# START OF SOURCE EXTRACT

Martial race was a designation created by army officials of British India after the Indian Rebellion of 1857, where they classified each caste into one of two categories, 'martial' and 'non-martial'. The ostensible reason was that a 'martial race' was typically brave and well-built for fighting, while the 'non-martial races' were those whom the British believed to be unfit for battle because of their sedentary lifestyles. However, an alternative hypothesis is that British-trained Indian soldiers were among those who rebelled in 1857 and thereafter recruitment policy favoured castes which had remained loyal to the British and diminished or abandoned recruitment from the catchment area of the Bengal army. The concept already had a precedent in Indian culture as one of the four orders (varnas) in the Vedic social system of Hinduism is known as the Kshatriya, literally "warriors."
In their attempts to assert control in India, the British faced fierce resistance in some regions while easily conquering others. British officials sought 'martial races' accustomed to hunting, or from agricultural cultures from hilly or mountainous regions with a history of conflict. Others were excluded due to their 'ease of living' or branded as seditious agitators. The doctrine of 'martial races' postulated that the qualities that make a useful soldier are inherited and that most Indians, with the exception of the specified groups, did not have the requisite traits that would make them warriors.
The British recruited heavily from the 'martial races' for service in the colonial army. Sensing the inequalities and fierce loyalty to one's tribe or group of the diverse native peoples of the subcontinent, the British found opportunities to use it to their own great advantage. These already wide divides were a fertile breeding ground to inculcate pride in one's identity based on 'race'. This served the British in two ways. On the one hand it made sure that there was no repetition of the Indian rebellion of 1857 by ensuring there was no unity among the different subjects of the Raj. On the other hand, it encouraged a sense of competition among the different 'races'.
British general and scholar Lieutenant-General Sir George MacMunn (1869–1952) noted in his writings "It is only necessary for a feeling to arise that it is impious and disgraceful to serve the British, for the whole of our fabric to tumble like a house of cards without a shot being fired or a sword unsheathed". To this end, it became British policy to recruit only from those tribes whom they classified as members of the 'martial races', and the practice became an integral part of the recruitment manuals for the Army in the British Raj. According to Jeffrey Greenhut, "The Martial Race theory had an elegant symmetry. Indians who were intelligent and educated were defined as cowards, while those defined as brave were uneducated and backward."
The British regarded the 'martial races' as valiant and strong but also intellectually inferior, lacking the initiative or leadership qualities to command large military formations. They were also regarded as politically subservient or docile to authority. For these reasons, the martial races theory did not lead to officers being recruited from them; recruitment was based on social class and loyalty to the British Raj. One source calls this a "pseudo-ethnological" construction, which was popularised by Frederick Sleigh Roberts, and created serious deficiencies in troop levels during the World Wars, compelling them to recruit from 'non-martial races'. Winston Churchill was reportedly concerned that the theory was abandoned during the war and wrote to the Commander-in-Chief, India that he must, "rely as much as possible on the martial races". After Indian Independence, the Indian Army abandoned this theory and recruitment took place without discrimination.

# END OF SOURCE EXTRACT
# START OF DATA SHOWN

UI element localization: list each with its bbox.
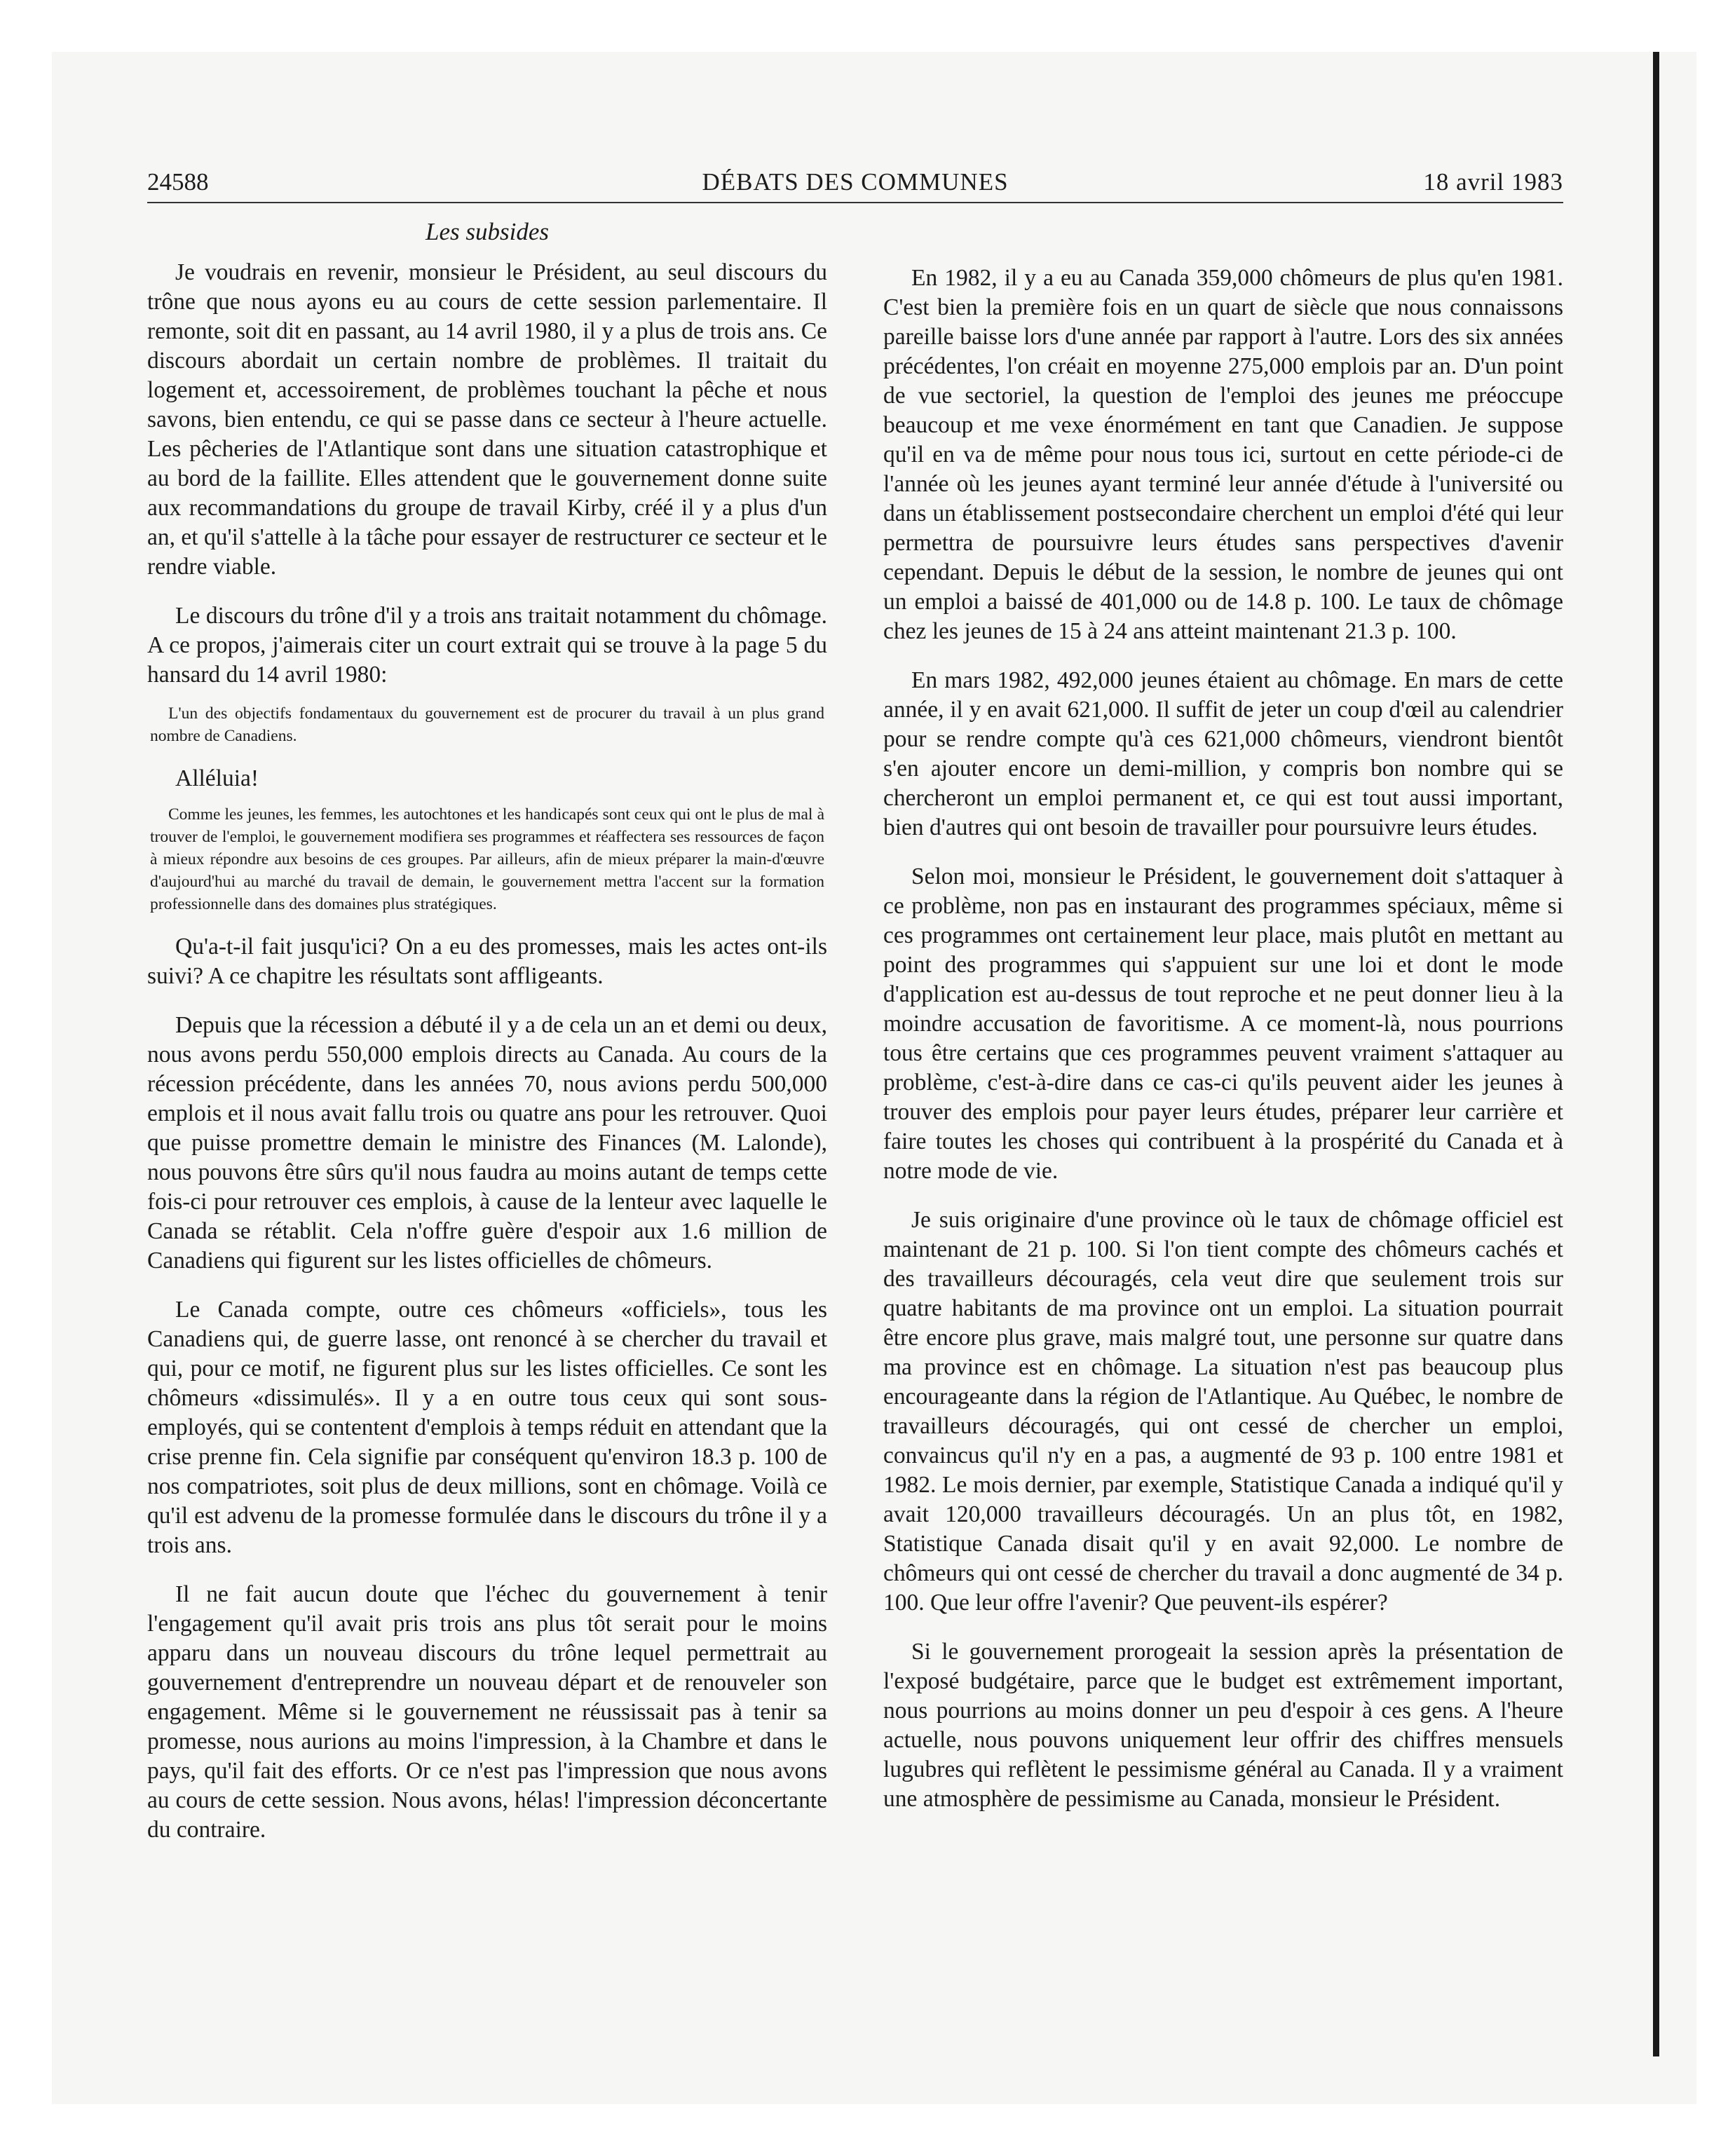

# END OF DATA SHOWN

Can you quote the martial race text word for word, starting at "In their attempts" and ending at "make them warriors."?

• WRITTEN RESPONSE
In their attempts to assert control in India, the British faced fierce resistance in some regions while easily conquering others. British officials sought 'martial races' accustomed to hunting, or from agricultural cultures from hilly or mountainous regions with a history of conflict. Others were excluded due to their 'ease of living' or branded as seditious agitators. The doctrine of 'martial races' postulated that the qualities that make a useful soldier are inherited and that most Indians, with the exception of the specified groups, did not have the requisite traits that would make them warriors.